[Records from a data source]
— Start —

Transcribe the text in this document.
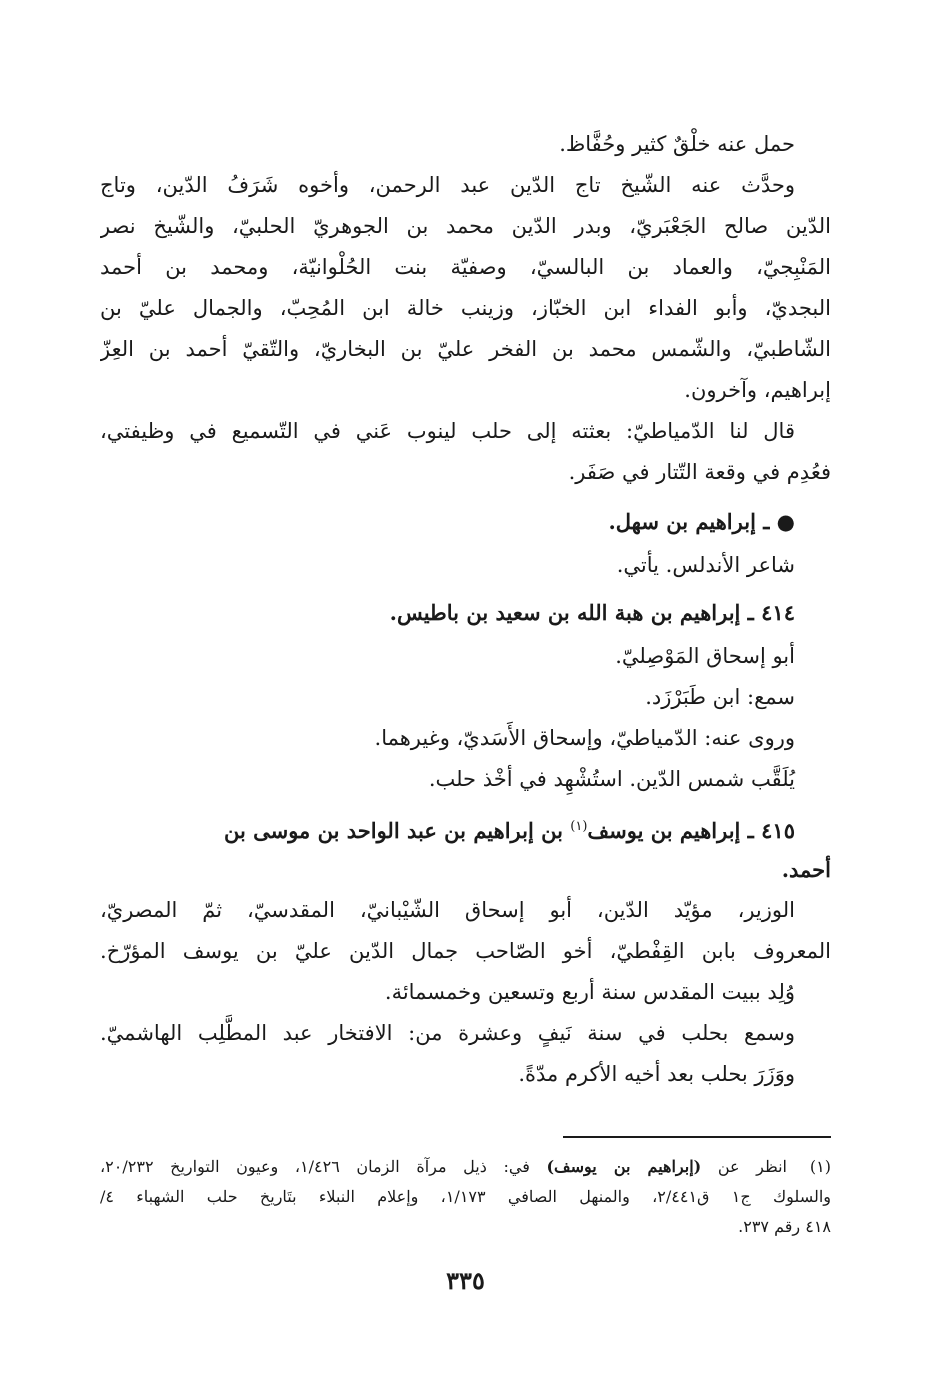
حمل عنه خلْقٌ كثير وحُفَّاظ.
وحدَّث عنه الشّيخ تاج الدّين عبد الرحمن، وأخوه شَرَفُ الدّين، وتاج
الدّين صالح الجَعْبَريّ، وبدر الدّين محمد بن الجوهريّ الحلبيّ، والشّيخ نصر
المَنْبِجيّ، والعماد بن البالسيّ، وصفيّة بنت الحُلْوانيّة، ومحمد بن أحمد
البجديّ، وأبو الفداء ابن الخبّاز، وزينب خالة ابن المُحِبّ، والجمال عليّ بن
الشّاطبيّ، والشّمس محمد بن الفخر عليّ بن البخاريّ، والتّقيّ أحمد بن العِزّ
إبراهيم، وآخرون.
قال لنا الدّمياطيّ: بعثته إلى حلب لينوب عَني في التّسميع في وظيفتي،
فعُدِم في وقعة التّتار في صَفَر.
● ـ إبراهيم بن سهل.
شاعر الأندلس. يأتي.
٤١٤ ـ إبراهيم بن هبة الله بن سعيد بن باطيس.
أبو إسحاق المَوْصِليّ.
سمع: ابن طَبَرْزَد.
وروى عنه: الدّمياطيّ، وإسحاق الأَسَديّ، وغيرهما.
يُلَقَّب شمس الدّين. استُشْهِد في أخْذ حلب.
٤١٥ ـ إبراهيم بن يوسف$^{(١)}$ بن إبراهيم بن عبد الواحد بن موسى بن
أحمد.
الوزير، مؤيّد الدّين، أبو إسحاق الشّيْبانيّ، المقدسيّ، ثمّ المصريّ،
المعروف بابن القِفْطيّ، أخو الصّاحب جمال الدّين عليّ بن يوسف المؤرّخ.
وُلِد ببيت المقدس سنة أربع وتسعين وخمسمائة.
وسمع بحلب في سنة نَيفٍ وعشرة من: الافتخار عبد المطَّلِب الهاشميّ.
ووَزَرَ بحلب بعد أخيه الأكرم مدّةً.
(١)
انظر عن (إبراهيم بن يوسف) في: ذيل مرآة الزمان ١/٤٢٦، وعيون التواريخ ٢٠/٢٣٢،
والسلوك ج١ ق٢/٤٤١، والمنهل الصافي ١/١٧٣، وإعلام النبلاء بتَاريخ حلب الشهباء ٤/
٤١٨ رقم ٢٣٧.
٣٣٥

— End —

JOB:
Retype every record above exactly as written, but leave out the pictures.

COMPLETED TASK:
Transcribe the text in this document.
حمل عنه خلْقٌ كثير وحُفَّاظ.
وحدَّث عنه الشّيخ تاج الدّين عبد الرحمن، وأخوه شَرَفُ الدّين، وتاج
الدّين صالح الجَعْبَريّ، وبدر الدّين محمد بن الجوهريّ الحلبيّ، والشّيخ نصر
المَنْبِجيّ، والعماد بن البالسيّ، وصفيّة بنت الحُلْوانيّة، ومحمد بن أحمد
البجديّ، وأبو الفداء ابن الخبّاز، وزينب خالة ابن المُحِبّ، والجمال عليّ بن
الشّاطبيّ، والشّمس محمد بن الفخر عليّ بن البخاريّ، والتّقيّ أحمد بن العِزّ
إبراهيم، وآخرون.
قال لنا الدّمياطيّ: بعثته إلى حلب لينوب عَني في التّسميع في وظيفتي،
فعُدِم في وقعة التّتار في صَفَر.
● ـ إبراهيم بن سهل.
شاعر الأندلس. يأتي.
٤١٤ ـ إبراهيم بن هبة الله بن سعيد بن باطيس.
أبو إسحاق المَوْصِليّ.
سمع: ابن طَبَرْزَد.
وروى عنه: الدّمياطيّ، وإسحاق الأَسَديّ، وغيرهما.
يُلَقَّب شمس الدّين. استُشْهِد في أخْذ حلب.
٤١٥ ـ إبراهيم بن يوسف$^{(١)}$ بن إبراهيم بن عبد الواحد بن موسى بن
أحمد.
الوزير، مؤيّد الدّين، أبو إسحاق الشّيْبانيّ، المقدسيّ، ثمّ المصريّ،
المعروف بابن القِفْطيّ، أخو الصّاحب جمال الدّين عليّ بن يوسف المؤرّخ.
وُلِد ببيت المقدس سنة أربع وتسعين وخمسمائة.
وسمع بحلب في سنة نَيفٍ وعشرة من: الافتخار عبد المطَّلِب الهاشميّ.
ووَزَرَ بحلب بعد أخيه الأكرم مدّةً.
(١)
انظر عن (إبراهيم بن يوسف) في: ذيل مرآة الزمان ١/٤٢٦، وعيون التواريخ ٢٠/٢٣٢،
والسلوك ج١ ق٢/٤٤١، والمنهل الصافي ١/١٧٣، وإعلام النبلاء بتَاريخ حلب الشهباء ٤/
٤١٨ رقم ٢٣٧.
٣٣٥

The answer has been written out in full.